[Source data]
·····

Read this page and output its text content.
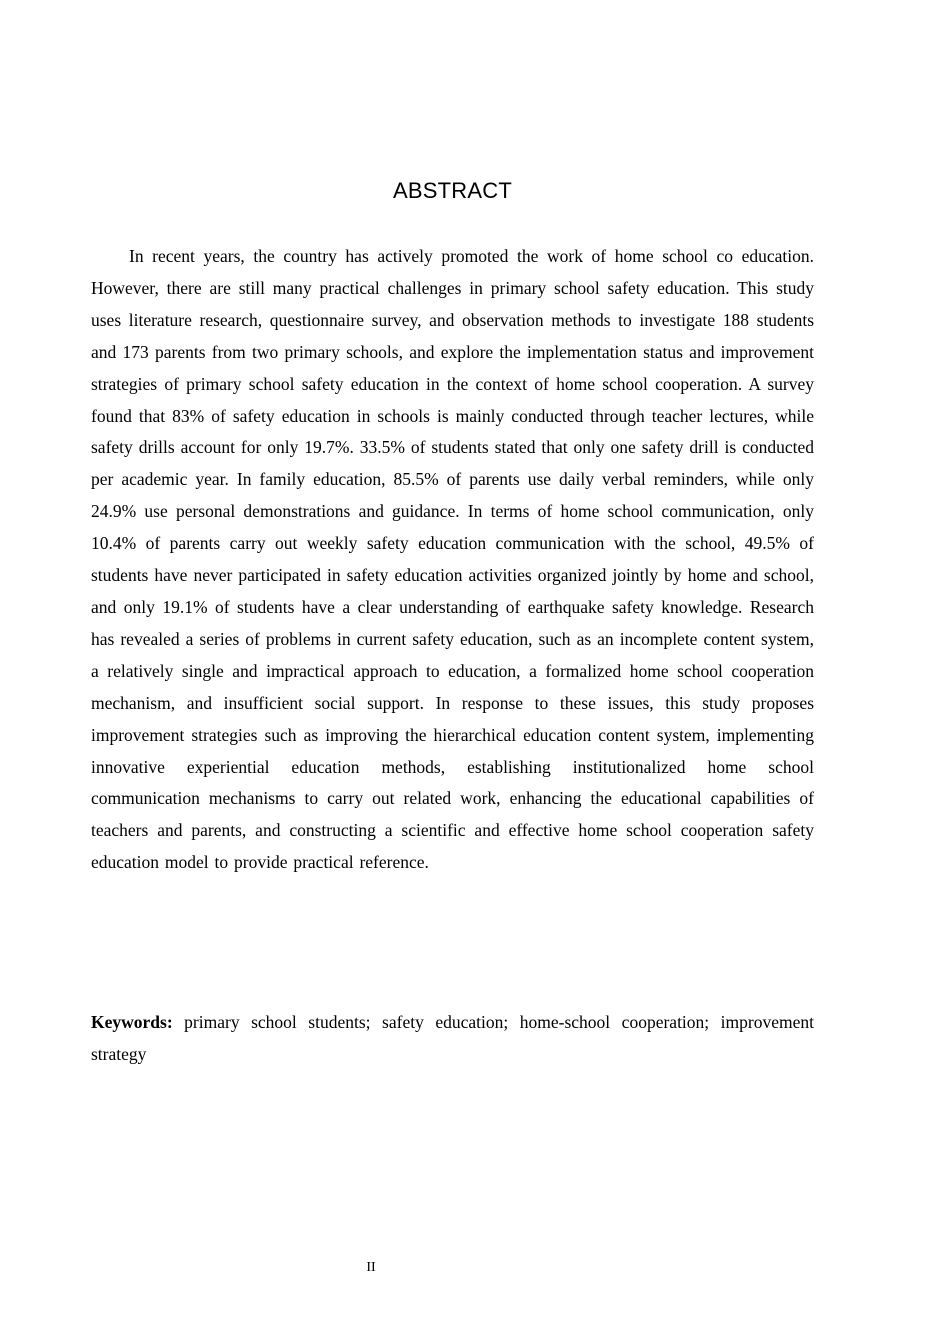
ABSTRACT

In recent years, the country has actively promoted the work of home school co education. However, there are still many practical challenges in primary school safety education. This study uses literature research, questionnaire survey, and observation methods to investigate 188 students and 173 parents from two primary schools, and explore the implementation status and improvement strategies of primary school safety education in the context of home school cooperation. A survey found that 83% of safety education in schools is mainly conducted through teacher lectures, while safety drills account for only 19.7%. 33.5% of students stated that only one safety drill is conducted per academic year. In family education, 85.5% of parents use daily verbal reminders, while only 24.9% use personal demonstrations and guidance. In terms of home school communication, only 10.4% of parents carry out weekly safety education communication with the school, 49.5% of students have never participated in safety education activities organized jointly by home and school, and only 19.1% of students have a clear understanding of earthquake safety knowledge. Research has revealed a series of problems in current safety education, such as an incomplete content system, a relatively single and impractical approach to education, a formalized home school cooperation mechanism, and insufficient social support. In response to these issues, this study proposes improvement strategies such as improving the hierarchical education content system, implementing innovative experiential education methods, establishing institutionalized home school communication mechanisms to carry out related work, enhancing the educational capabilities of teachers and parents, and constructing a scientific and effective home school cooperation safety education model to provide practical reference.

Keywords: primary school students; safety education; home-school cooperation; improvement strategy

II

·····

### Prompt
Transcribe all entries above exactly. Drop the pictures.

### Response to the task
Read this page and output its text content.
ABSTRACT

In recent years, the country has actively promoted the work of home school co education. However, there are still many practical challenges in primary school safety education. This study uses literature research, questionnaire survey, and observation methods to investigate 188 students and 173 parents from two primary schools, and explore the implementation status and improvement strategies of primary school safety education in the context of home school cooperation. A survey found that 83% of safety education in schools is mainly conducted through teacher lectures, while safety drills account for only 19.7%. 33.5% of students stated that only one safety drill is conducted per academic year. In family education, 85.5% of parents use daily verbal reminders, while only 24.9% use personal demonstrations and guidance. In terms of home school communication, only 10.4% of parents carry out weekly safety education communication with the school, 49.5% of students have never participated in safety education activities organized jointly by home and school, and only 19.1% of students have a clear understanding of earthquake safety knowledge. Research has revealed a series of problems in current safety education, such as an incomplete content system, a relatively single and impractical approach to education, a formalized home school cooperation mechanism, and insufficient social support. In response to these issues, this study proposes improvement strategies such as improving the hierarchical education content system, implementing innovative experiential education methods, establishing institutionalized home school communication mechanisms to carry out related work, enhancing the educational capabilities of teachers and parents, and constructing a scientific and effective home school cooperation safety education model to provide practical reference.

Keywords: primary school students; safety education; home-school cooperation; improvement strategy

II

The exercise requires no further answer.